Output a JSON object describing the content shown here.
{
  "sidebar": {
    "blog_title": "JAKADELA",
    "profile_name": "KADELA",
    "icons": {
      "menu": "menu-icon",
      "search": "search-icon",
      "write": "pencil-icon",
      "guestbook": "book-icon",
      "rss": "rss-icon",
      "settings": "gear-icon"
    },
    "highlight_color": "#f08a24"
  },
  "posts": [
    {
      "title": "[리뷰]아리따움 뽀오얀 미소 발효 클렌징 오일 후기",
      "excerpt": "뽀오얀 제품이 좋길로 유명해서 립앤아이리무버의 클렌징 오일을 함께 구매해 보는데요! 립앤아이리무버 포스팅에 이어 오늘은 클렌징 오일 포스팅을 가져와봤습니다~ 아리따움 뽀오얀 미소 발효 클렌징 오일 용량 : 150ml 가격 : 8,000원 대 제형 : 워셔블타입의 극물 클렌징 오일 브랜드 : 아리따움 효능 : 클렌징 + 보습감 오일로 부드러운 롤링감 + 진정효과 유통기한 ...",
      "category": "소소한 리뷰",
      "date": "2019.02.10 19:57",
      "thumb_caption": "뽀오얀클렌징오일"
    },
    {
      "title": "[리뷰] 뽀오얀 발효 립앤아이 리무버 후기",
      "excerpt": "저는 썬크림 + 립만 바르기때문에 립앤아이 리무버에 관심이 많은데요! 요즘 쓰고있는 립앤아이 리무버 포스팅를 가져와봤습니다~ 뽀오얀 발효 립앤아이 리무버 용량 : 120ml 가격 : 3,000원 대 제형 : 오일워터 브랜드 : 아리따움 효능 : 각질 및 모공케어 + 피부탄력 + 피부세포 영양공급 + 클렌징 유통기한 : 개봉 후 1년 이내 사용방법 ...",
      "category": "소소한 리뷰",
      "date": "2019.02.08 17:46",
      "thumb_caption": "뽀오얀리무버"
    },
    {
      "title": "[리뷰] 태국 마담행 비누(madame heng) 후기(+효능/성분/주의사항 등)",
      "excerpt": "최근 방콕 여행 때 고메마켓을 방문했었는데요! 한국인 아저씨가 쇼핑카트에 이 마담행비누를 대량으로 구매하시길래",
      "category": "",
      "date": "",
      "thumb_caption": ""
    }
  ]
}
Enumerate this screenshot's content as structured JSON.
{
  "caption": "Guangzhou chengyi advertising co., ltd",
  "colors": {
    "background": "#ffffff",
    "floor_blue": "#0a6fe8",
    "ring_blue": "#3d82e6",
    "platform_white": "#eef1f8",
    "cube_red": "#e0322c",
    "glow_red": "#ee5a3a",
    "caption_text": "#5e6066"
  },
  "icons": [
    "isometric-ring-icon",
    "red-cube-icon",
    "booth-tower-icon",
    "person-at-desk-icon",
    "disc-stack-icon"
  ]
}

**EXERCISE AIM:** Show, from the material above, each line that includes the string "JSON".

**COMPLETED TASK:**
Output a JSON object describing the content shown here.
Enumerate this screenshot's content as structured JSON.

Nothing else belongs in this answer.